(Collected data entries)
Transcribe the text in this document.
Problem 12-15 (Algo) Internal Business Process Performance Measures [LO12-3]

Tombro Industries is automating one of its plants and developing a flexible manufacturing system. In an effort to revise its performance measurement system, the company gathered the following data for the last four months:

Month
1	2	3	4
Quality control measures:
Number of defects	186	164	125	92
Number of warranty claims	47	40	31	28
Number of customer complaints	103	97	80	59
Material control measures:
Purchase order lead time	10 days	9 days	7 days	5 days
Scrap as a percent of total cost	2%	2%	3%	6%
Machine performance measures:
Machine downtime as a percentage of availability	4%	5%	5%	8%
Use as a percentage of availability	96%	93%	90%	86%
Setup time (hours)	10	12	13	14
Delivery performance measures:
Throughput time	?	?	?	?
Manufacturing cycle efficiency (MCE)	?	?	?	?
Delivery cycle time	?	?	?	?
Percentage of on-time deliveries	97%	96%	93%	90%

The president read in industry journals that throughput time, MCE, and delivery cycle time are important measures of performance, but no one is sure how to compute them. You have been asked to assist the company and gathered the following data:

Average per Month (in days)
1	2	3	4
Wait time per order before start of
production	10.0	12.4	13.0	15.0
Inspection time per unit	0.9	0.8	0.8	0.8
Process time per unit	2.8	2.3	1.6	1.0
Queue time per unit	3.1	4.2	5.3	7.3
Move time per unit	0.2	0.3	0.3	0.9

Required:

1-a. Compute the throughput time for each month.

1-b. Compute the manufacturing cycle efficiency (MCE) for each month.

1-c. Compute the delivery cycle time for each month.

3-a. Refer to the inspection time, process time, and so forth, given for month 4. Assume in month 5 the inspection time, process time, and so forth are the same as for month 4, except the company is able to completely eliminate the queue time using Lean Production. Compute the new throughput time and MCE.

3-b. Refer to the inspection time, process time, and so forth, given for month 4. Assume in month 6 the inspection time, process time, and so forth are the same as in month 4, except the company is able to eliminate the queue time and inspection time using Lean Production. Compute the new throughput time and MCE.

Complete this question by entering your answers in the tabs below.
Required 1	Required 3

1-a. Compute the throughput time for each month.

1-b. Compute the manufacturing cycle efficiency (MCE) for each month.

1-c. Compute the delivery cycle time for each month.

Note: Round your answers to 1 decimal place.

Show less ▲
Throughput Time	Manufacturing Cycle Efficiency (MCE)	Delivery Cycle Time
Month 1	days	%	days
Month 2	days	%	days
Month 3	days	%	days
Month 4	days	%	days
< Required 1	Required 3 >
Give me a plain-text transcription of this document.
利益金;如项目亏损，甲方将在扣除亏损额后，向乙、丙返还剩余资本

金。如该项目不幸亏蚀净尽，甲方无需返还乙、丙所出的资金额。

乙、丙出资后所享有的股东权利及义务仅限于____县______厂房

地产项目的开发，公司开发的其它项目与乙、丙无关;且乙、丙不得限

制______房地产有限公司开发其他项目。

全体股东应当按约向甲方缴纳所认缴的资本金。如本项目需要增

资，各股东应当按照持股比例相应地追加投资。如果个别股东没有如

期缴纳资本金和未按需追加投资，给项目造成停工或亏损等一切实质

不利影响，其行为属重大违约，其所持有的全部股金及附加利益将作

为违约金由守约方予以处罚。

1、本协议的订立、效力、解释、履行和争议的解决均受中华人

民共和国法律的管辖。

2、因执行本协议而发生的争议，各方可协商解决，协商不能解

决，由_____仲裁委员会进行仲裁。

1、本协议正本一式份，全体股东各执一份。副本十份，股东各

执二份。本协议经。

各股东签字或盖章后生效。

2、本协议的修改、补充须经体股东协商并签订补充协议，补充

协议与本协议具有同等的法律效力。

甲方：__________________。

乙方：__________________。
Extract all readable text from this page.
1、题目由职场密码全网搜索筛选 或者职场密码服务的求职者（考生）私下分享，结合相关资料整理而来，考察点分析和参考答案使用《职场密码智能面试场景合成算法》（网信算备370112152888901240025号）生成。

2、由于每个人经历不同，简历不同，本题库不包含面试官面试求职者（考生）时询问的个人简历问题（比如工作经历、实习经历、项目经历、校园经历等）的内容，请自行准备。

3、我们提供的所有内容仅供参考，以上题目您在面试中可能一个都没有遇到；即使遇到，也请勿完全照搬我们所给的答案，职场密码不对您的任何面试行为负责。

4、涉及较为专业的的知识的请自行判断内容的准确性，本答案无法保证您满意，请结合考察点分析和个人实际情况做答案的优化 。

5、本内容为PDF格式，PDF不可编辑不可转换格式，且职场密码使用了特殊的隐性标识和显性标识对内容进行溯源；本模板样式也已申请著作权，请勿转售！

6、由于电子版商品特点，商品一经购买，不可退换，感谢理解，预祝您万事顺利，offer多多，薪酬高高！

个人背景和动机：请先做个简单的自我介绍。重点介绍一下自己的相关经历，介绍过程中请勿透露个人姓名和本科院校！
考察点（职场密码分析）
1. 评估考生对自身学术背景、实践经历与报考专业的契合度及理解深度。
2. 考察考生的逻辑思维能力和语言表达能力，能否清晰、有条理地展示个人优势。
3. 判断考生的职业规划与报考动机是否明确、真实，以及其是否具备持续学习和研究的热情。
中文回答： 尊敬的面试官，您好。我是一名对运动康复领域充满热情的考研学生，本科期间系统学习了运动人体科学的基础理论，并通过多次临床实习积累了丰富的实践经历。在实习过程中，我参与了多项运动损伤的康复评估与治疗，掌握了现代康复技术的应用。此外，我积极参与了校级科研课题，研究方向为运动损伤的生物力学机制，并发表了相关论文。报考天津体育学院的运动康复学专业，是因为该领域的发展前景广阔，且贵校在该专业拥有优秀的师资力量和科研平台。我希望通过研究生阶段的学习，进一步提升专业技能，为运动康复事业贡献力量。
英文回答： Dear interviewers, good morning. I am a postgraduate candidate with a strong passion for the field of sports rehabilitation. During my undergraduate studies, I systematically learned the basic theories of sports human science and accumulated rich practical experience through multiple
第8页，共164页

TASK GOAL: Each line that contains the word "days" counts toward the total; give only that total.

EXERCISE RESULT: 6